→ **EXERCISE**
Every line of the data must be copied exactly.

## start

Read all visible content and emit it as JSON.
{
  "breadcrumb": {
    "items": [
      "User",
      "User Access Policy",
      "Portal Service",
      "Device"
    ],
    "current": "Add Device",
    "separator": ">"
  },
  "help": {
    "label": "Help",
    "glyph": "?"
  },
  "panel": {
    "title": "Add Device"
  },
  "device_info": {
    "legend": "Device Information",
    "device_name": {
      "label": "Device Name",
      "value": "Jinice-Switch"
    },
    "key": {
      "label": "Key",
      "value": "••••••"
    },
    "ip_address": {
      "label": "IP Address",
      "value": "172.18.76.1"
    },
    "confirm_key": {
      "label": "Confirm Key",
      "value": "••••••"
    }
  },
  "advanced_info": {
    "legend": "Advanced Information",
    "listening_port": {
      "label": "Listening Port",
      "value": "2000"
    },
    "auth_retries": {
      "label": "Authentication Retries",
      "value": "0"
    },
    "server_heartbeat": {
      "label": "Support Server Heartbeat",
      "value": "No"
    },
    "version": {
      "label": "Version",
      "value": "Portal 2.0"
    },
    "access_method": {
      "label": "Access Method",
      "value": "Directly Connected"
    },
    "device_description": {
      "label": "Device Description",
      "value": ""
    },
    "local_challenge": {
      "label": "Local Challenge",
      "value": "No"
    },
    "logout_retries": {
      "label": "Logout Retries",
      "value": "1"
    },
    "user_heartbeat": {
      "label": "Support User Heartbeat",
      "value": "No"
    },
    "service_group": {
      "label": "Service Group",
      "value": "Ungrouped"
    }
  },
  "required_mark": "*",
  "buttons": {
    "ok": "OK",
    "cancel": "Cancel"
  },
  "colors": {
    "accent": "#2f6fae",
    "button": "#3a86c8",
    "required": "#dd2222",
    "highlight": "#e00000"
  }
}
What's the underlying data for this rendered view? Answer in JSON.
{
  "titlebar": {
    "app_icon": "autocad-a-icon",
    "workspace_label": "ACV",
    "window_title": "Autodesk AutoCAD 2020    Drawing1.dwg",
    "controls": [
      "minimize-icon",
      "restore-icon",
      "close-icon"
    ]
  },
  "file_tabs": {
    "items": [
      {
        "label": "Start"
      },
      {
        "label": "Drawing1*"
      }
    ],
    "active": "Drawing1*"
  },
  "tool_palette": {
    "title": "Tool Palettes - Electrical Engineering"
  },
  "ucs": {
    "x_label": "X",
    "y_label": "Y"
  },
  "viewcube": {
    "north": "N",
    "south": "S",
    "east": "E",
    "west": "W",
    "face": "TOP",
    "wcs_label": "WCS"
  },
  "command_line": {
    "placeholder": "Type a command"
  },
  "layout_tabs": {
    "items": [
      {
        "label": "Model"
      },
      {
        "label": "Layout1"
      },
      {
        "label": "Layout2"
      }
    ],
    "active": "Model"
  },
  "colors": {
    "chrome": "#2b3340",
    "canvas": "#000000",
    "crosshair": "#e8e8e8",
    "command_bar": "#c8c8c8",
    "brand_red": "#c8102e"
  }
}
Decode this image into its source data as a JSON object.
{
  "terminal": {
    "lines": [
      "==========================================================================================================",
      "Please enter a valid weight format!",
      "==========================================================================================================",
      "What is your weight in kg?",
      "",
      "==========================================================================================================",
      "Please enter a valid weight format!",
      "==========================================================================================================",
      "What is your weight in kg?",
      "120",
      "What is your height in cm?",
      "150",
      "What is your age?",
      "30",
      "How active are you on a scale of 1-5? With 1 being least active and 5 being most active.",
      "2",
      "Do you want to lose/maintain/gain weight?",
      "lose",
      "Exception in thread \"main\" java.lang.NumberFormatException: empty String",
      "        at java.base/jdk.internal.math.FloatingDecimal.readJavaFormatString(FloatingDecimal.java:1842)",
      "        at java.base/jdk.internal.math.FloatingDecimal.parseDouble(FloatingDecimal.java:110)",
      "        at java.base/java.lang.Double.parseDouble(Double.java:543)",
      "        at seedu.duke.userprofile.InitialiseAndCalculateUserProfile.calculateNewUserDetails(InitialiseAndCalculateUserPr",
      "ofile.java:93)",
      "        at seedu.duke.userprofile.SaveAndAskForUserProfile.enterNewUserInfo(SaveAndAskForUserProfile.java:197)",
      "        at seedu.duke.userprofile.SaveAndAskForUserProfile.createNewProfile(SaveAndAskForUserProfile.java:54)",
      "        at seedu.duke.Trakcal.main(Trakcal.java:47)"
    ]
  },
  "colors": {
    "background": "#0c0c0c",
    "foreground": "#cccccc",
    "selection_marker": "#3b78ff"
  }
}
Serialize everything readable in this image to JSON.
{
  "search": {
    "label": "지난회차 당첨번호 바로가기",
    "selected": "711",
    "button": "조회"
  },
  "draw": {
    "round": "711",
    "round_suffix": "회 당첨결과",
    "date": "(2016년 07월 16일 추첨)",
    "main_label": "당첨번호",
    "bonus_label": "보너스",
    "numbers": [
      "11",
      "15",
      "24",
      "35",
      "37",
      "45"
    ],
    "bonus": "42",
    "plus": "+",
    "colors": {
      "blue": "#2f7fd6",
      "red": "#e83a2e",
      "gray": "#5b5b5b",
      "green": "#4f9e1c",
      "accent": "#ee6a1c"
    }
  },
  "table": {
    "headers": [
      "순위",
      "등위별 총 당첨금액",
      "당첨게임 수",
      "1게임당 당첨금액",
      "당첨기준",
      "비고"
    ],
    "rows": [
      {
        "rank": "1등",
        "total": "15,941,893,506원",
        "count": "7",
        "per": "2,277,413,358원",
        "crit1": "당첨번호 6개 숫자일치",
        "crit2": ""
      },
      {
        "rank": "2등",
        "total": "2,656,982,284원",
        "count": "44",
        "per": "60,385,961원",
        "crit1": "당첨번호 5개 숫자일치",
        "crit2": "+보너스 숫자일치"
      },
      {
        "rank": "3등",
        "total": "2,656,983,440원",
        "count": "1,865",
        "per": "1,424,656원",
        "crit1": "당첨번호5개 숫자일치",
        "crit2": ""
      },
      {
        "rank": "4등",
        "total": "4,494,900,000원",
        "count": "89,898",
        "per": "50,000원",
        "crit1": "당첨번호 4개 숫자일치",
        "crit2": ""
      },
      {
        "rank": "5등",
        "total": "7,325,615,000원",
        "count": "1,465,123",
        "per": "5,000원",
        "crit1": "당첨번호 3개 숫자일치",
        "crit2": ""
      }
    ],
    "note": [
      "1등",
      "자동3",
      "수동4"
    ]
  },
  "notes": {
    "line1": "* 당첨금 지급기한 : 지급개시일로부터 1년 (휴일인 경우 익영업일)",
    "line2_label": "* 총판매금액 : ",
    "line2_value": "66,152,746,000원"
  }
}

## end

→ **CORRECT OUTPUT**
Read all visible content and emit it as JSON.
{
  "breadcrumb": {
    "items": [
      "User",
      "User Access Policy",
      "Portal Service",
      "Device"
    ],
    "current": "Add Device",
    "separator": ">"
  },
  "help": {
    "label": "Help",
    "glyph": "?"
  },
  "panel": {
    "title": "Add Device"
  },
  "device_info": {
    "legend": "Device Information",
    "device_name": {
      "label": "Device Name",
      "value": "Jinice-Switch"
    },
    "key": {
      "label": "Key",
      "value": "••••••"
    },
    "ip_address": {
      "label": "IP Address",
      "value": "172.18.76.1"
    },
    "confirm_key": {
      "label": "Confirm Key",
      "value": "••••••"
    }
  },
  "advanced_info": {
    "legend": "Advanced Information",
    "listening_port": {
      "label": "Listening Port",
      "value": "2000"
    },
    "auth_retries": {
      "label": "Authentication Retries",
      "value": "0"
    },
    "server_heartbeat": {
      "label": "Support Server Heartbeat",
      "value": "No"
    },
    "version": {
      "label": "Version",
      "value": "Portal 2.0"
    },
    "access_method": {
      "label": "Access Method",
      "value": "Directly Connected"
    },
    "device_description": {
      "label": "Device Description",
      "value": ""
    },
    "local_challenge": {
      "label": "Local Challenge",
      "value": "No"
    },
    "logout_retries": {
      "label": "Logout Retries",
      "value": "1"
    },
    "user_heartbeat": {
      "label": "Support User Heartbeat",
      "value": "No"
    },
    "service_group": {
      "label": "Service Group",
      "value": "Ungrouped"
    }
  },
  "required_mark": "*",
  "buttons": {
    "ok": "OK",
    "cancel": "Cancel"
  },
  "colors": {
    "accent": "#2f6fae",
    "button": "#3a86c8",
    "required": "#dd2222",
    "highlight": "#e00000"
  }
}
What's the underlying data for this rendered view? Answer in JSON.
{
  "titlebar": {
    "app_icon": "autocad-a-icon",
    "workspace_label": "ACV",
    "window_title": "Autodesk AutoCAD 2020    Drawing1.dwg",
    "controls": [
      "minimize-icon",
      "restore-icon",
      "close-icon"
    ]
  },
  "file_tabs": {
    "items": [
      {
        "label": "Start"
      },
      {
        "label": "Drawing1*"
      }
    ],
    "active": "Drawing1*"
  },
  "tool_palette": {
    "title": "Tool Palettes - Electrical Engineering"
  },
  "ucs": {
    "x_label": "X",
    "y_label": "Y"
  },
  "viewcube": {
    "north": "N",
    "south": "S",
    "east": "E",
    "west": "W",
    "face": "TOP",
    "wcs_label": "WCS"
  },
  "command_line": {
    "placeholder": "Type a command"
  },
  "layout_tabs": {
    "items": [
      {
        "label": "Model"
      },
      {
        "label": "Layout1"
      },
      {
        "label": "Layout2"
      }
    ],
    "active": "Model"
  },
  "colors": {
    "chrome": "#2b3340",
    "canvas": "#000000",
    "crosshair": "#e8e8e8",
    "command_bar": "#c8c8c8",
    "brand_red": "#c8102e"
  }
}
Decode this image into its source data as a JSON object.
{
  "terminal": {
    "lines": [
      "==========================================================================================================",
      "Please enter a valid weight format!",
      "==========================================================================================================",
      "What is your weight in kg?",
      "",
      "==========================================================================================================",
      "Please enter a valid weight format!",
      "==========================================================================================================",
      "What is your weight in kg?",
      "120",
      "What is your height in cm?",
      "150",
      "What is your age?",
      "30",
      "How active are you on a scale of 1-5? With 1 being least active and 5 being most active.",
      "2",
      "Do you want to lose/maintain/gain weight?",
      "lose",
      "Exception in thread \"main\" java.lang.NumberFormatException: empty String",
      "        at java.base/jdk.internal.math.FloatingDecimal.readJavaFormatString(FloatingDecimal.java:1842)",
      "        at java.base/jdk.internal.math.FloatingDecimal.parseDouble(FloatingDecimal.java:110)",
      "        at java.base/java.lang.Double.parseDouble(Double.java:543)",
      "        at seedu.duke.userprofile.InitialiseAndCalculateUserProfile.calculateNewUserDetails(InitialiseAndCalculateUserPr",
      "ofile.java:93)",
      "        at seedu.duke.userprofile.SaveAndAskForUserProfile.enterNewUserInfo(SaveAndAskForUserProfile.java:197)",
      "        at seedu.duke.userprofile.SaveAndAskForUserProfile.createNewProfile(SaveAndAskForUserProfile.java:54)",
      "        at seedu.duke.Trakcal.main(Trakcal.java:47)"
    ]
  },
  "colors": {
    "background": "#0c0c0c",
    "foreground": "#cccccc",
    "selection_marker": "#3b78ff"
  }
}
Serialize everything readable in this image to JSON.
{
  "search": {
    "label": "지난회차 당첨번호 바로가기",
    "selected": "711",
    "button": "조회"
  },
  "draw": {
    "round": "711",
    "round_suffix": "회 당첨결과",
    "date": "(2016년 07월 16일 추첨)",
    "main_label": "당첨번호",
    "bonus_label": "보너스",
    "numbers": [
      "11",
      "15",
      "24",
      "35",
      "37",
      "45"
    ],
    "bonus": "42",
    "plus": "+",
    "colors": {
      "blue": "#2f7fd6",
      "red": "#e83a2e",
      "gray": "#5b5b5b",
      "green": "#4f9e1c",
      "accent": "#ee6a1c"
    }
  },
  "table": {
    "headers": [
      "순위",
      "등위별 총 당첨금액",
      "당첨게임 수",
      "1게임당 당첨금액",
      "당첨기준",
      "비고"
    ],
    "rows": [
      {
        "rank": "1등",
        "total": "15,941,893,506원",
        "count": "7",
        "per": "2,277,413,358원",
        "crit1": "당첨번호 6개 숫자일치",
        "crit2": ""
      },
      {
        "rank": "2등",
        "total": "2,656,982,284원",
        "count": "44",
        "per": "60,385,961원",
        "crit1": "당첨번호 5개 숫자일치",
        "crit2": "+보너스 숫자일치"
      },
      {
        "rank": "3등",
        "total": "2,656,983,440원",
        "count": "1,865",
        "per": "1,424,656원",
        "crit1": "당첨번호5개 숫자일치",
        "crit2": ""
      },
      {
        "rank": "4등",
        "total": "4,494,900,000원",
        "count": "89,898",
        "per": "50,000원",
        "crit1": "당첨번호 4개 숫자일치",
        "crit2": ""
      },
      {
        "rank": "5등",
        "total": "7,325,615,000원",
        "count": "1,465,123",
        "per": "5,000원",
        "crit1": "당첨번호 3개 숫자일치",
        "crit2": ""
      }
    ],
    "note": [
      "1등",
      "자동3",
      "수동4"
    ]
  },
  "notes": {
    "line1": "* 당첨금 지급기한 : 지급개시일로부터 1년 (휴일인 경우 익영업일)",
    "line2_label": "* 총판매금액 : ",
    "line2_value": "66,152,746,000원"
  }
}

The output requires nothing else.